PROBLEM TO WORK ON:
Your task is to retype each line of the data below exactly.

RECORDS TO USE:
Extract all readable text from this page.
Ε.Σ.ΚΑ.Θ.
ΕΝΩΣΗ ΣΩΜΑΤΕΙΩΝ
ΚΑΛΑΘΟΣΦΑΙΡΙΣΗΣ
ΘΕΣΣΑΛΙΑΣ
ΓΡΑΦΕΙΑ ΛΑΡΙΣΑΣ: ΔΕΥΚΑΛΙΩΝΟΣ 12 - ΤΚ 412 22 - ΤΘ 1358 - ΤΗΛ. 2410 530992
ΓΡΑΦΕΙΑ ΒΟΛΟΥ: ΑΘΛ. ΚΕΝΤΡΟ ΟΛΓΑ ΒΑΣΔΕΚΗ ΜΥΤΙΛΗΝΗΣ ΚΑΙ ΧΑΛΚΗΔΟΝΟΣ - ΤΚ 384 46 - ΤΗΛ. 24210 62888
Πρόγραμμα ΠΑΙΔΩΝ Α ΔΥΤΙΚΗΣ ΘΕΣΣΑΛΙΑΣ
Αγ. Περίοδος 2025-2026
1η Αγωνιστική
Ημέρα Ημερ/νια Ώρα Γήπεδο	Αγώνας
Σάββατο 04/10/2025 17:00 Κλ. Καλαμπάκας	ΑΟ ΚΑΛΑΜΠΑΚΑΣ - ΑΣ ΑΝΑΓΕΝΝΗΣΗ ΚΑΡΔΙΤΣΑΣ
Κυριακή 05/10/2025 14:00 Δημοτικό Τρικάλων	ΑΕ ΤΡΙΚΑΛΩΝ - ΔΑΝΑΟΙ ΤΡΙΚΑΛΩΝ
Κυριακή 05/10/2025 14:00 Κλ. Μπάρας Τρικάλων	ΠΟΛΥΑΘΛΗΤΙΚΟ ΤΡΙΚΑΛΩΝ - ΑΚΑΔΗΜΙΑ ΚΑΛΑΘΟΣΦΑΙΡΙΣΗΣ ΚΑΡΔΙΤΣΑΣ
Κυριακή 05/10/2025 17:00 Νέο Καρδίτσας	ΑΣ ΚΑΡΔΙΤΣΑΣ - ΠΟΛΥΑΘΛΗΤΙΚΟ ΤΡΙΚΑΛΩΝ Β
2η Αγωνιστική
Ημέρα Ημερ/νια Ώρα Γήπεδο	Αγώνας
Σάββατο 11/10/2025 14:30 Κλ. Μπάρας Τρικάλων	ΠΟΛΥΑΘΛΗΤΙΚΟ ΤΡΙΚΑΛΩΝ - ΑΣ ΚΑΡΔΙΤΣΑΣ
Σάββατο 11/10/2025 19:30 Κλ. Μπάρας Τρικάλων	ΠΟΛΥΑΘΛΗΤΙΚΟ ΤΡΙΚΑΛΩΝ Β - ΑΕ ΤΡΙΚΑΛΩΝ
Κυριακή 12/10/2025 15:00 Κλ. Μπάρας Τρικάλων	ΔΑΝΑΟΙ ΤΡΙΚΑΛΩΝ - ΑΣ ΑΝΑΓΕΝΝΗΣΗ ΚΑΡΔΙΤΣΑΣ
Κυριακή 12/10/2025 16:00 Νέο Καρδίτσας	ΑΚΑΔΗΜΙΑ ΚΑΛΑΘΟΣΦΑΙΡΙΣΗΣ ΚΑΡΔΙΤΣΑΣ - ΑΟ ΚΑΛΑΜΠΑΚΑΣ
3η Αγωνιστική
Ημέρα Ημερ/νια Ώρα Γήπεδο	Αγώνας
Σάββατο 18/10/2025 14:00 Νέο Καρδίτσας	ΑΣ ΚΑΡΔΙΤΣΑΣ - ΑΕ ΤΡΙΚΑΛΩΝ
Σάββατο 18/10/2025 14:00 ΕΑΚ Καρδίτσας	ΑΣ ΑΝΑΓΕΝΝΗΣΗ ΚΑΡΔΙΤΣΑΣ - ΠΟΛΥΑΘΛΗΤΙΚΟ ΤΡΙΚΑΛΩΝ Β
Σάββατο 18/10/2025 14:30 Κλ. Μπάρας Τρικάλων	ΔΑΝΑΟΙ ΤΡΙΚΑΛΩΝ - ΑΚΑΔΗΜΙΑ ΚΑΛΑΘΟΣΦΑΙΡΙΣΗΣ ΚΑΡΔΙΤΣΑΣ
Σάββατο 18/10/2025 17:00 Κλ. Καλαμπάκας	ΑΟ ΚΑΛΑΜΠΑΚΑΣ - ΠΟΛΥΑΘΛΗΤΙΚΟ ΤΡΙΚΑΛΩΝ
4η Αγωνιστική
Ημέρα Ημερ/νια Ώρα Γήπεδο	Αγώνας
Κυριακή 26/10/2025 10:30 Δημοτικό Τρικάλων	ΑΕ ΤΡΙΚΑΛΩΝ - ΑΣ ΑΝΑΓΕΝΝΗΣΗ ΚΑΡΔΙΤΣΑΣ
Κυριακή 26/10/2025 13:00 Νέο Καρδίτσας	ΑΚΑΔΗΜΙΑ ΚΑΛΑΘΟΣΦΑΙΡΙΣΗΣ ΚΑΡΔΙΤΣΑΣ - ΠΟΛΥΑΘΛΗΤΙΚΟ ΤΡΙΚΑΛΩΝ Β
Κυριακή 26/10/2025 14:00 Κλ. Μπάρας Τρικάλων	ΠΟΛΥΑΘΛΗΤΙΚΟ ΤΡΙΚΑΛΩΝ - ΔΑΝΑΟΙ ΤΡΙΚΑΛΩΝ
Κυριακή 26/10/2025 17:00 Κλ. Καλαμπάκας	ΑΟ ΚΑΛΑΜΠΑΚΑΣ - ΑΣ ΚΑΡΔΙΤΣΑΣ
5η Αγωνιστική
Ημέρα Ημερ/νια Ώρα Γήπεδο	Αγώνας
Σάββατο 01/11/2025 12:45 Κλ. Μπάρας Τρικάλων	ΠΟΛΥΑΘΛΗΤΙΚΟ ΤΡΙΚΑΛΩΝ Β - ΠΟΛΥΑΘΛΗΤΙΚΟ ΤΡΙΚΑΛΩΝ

SOLUTION FOR THIS PROBLEM:
Extract all readable text from this page.
Ε.Σ.ΚΑ.Θ.
ΕΝΩΣΗ ΣΩΜΑΤΕΙΩΝ
ΚΑΛΑΘΟΣΦΑΙΡΙΣΗΣ
ΘΕΣΣΑΛΙΑΣ
ΓΡΑΦΕΙΑ ΛΑΡΙΣΑΣ: ΔΕΥΚΑΛΙΩΝΟΣ 12 - ΤΚ 412 22 - ΤΘ 1358 - ΤΗΛ. 2410 530992
ΓΡΑΦΕΙΑ ΒΟΛΟΥ: ΑΘΛ. ΚΕΝΤΡΟ ΟΛΓΑ ΒΑΣΔΕΚΗ ΜΥΤΙΛΗΝΗΣ ΚΑΙ ΧΑΛΚΗΔΟΝΟΣ - ΤΚ 384 46 - ΤΗΛ. 24210 62888
Πρόγραμμα ΠΑΙΔΩΝ Α ΔΥΤΙΚΗΣ ΘΕΣΣΑΛΙΑΣ
Αγ. Περίοδος 2025-2026
1η Αγωνιστική
Ημέρα Ημερ/νια Ώρα Γήπεδο	Αγώνας
Σάββατο 04/10/2025 17:00 Κλ. Καλαμπάκας	ΑΟ ΚΑΛΑΜΠΑΚΑΣ - ΑΣ ΑΝΑΓΕΝΝΗΣΗ ΚΑΡΔΙΤΣΑΣ
Κυριακή 05/10/2025 14:00 Δημοτικό Τρικάλων	ΑΕ ΤΡΙΚΑΛΩΝ - ΔΑΝΑΟΙ ΤΡΙΚΑΛΩΝ
Κυριακή 05/10/2025 14:00 Κλ. Μπάρας Τρικάλων	ΠΟΛΥΑΘΛΗΤΙΚΟ ΤΡΙΚΑΛΩΝ - ΑΚΑΔΗΜΙΑ ΚΑΛΑΘΟΣΦΑΙΡΙΣΗΣ ΚΑΡΔΙΤΣΑΣ
Κυριακή 05/10/2025 17:00 Νέο Καρδίτσας	ΑΣ ΚΑΡΔΙΤΣΑΣ - ΠΟΛΥΑΘΛΗΤΙΚΟ ΤΡΙΚΑΛΩΝ Β
2η Αγωνιστική
Ημέρα Ημερ/νια Ώρα Γήπεδο	Αγώνας
Σάββατο 11/10/2025 14:30 Κλ. Μπάρας Τρικάλων	ΠΟΛΥΑΘΛΗΤΙΚΟ ΤΡΙΚΑΛΩΝ - ΑΣ ΚΑΡΔΙΤΣΑΣ
Σάββατο 11/10/2025 19:30 Κλ. Μπάρας Τρικάλων	ΠΟΛΥΑΘΛΗΤΙΚΟ ΤΡΙΚΑΛΩΝ Β - ΑΕ ΤΡΙΚΑΛΩΝ
Κυριακή 12/10/2025 15:00 Κλ. Μπάρας Τρικάλων	ΔΑΝΑΟΙ ΤΡΙΚΑΛΩΝ - ΑΣ ΑΝΑΓΕΝΝΗΣΗ ΚΑΡΔΙΤΣΑΣ
Κυριακή 12/10/2025 16:00 Νέο Καρδίτσας	ΑΚΑΔΗΜΙΑ ΚΑΛΑΘΟΣΦΑΙΡΙΣΗΣ ΚΑΡΔΙΤΣΑΣ - ΑΟ ΚΑΛΑΜΠΑΚΑΣ
3η Αγωνιστική
Ημέρα Ημερ/νια Ώρα Γήπεδο	Αγώνας
Σάββατο 18/10/2025 14:00 Νέο Καρδίτσας	ΑΣ ΚΑΡΔΙΤΣΑΣ - ΑΕ ΤΡΙΚΑΛΩΝ
Σάββατο 18/10/2025 14:00 ΕΑΚ Καρδίτσας	ΑΣ ΑΝΑΓΕΝΝΗΣΗ ΚΑΡΔΙΤΣΑΣ - ΠΟΛΥΑΘΛΗΤΙΚΟ ΤΡΙΚΑΛΩΝ Β
Σάββατο 18/10/2025 14:30 Κλ. Μπάρας Τρικάλων	ΔΑΝΑΟΙ ΤΡΙΚΑΛΩΝ - ΑΚΑΔΗΜΙΑ ΚΑΛΑΘΟΣΦΑΙΡΙΣΗΣ ΚΑΡΔΙΤΣΑΣ
Σάββατο 18/10/2025 17:00 Κλ. Καλαμπάκας	ΑΟ ΚΑΛΑΜΠΑΚΑΣ - ΠΟΛΥΑΘΛΗΤΙΚΟ ΤΡΙΚΑΛΩΝ
4η Αγωνιστική
Ημέρα Ημερ/νια Ώρα Γήπεδο	Αγώνας
Κυριακή 26/10/2025 10:30 Δημοτικό Τρικάλων	ΑΕ ΤΡΙΚΑΛΩΝ - ΑΣ ΑΝΑΓΕΝΝΗΣΗ ΚΑΡΔΙΤΣΑΣ
Κυριακή 26/10/2025 13:00 Νέο Καρδίτσας	ΑΚΑΔΗΜΙΑ ΚΑΛΑΘΟΣΦΑΙΡΙΣΗΣ ΚΑΡΔΙΤΣΑΣ - ΠΟΛΥΑΘΛΗΤΙΚΟ ΤΡΙΚΑΛΩΝ Β
Κυριακή 26/10/2025 14:00 Κλ. Μπάρας Τρικάλων	ΠΟΛΥΑΘΛΗΤΙΚΟ ΤΡΙΚΑΛΩΝ - ΔΑΝΑΟΙ ΤΡΙΚΑΛΩΝ
Κυριακή 26/10/2025 17:00 Κλ. Καλαμπάκας	ΑΟ ΚΑΛΑΜΠΑΚΑΣ - ΑΣ ΚΑΡΔΙΤΣΑΣ
5η Αγωνιστική
Ημέρα Ημερ/νια Ώρα Γήπεδο	Αγώνας
Σάββατο 01/11/2025 12:45 Κλ. Μπάρας Τρικάλων	ΠΟΛΥΑΘΛΗΤΙΚΟ ΤΡΙΚΑΛΩΝ Β - ΠΟΛΥΑΘΛΗΤΙΚΟ ΤΡΙΚΑΛΩΝ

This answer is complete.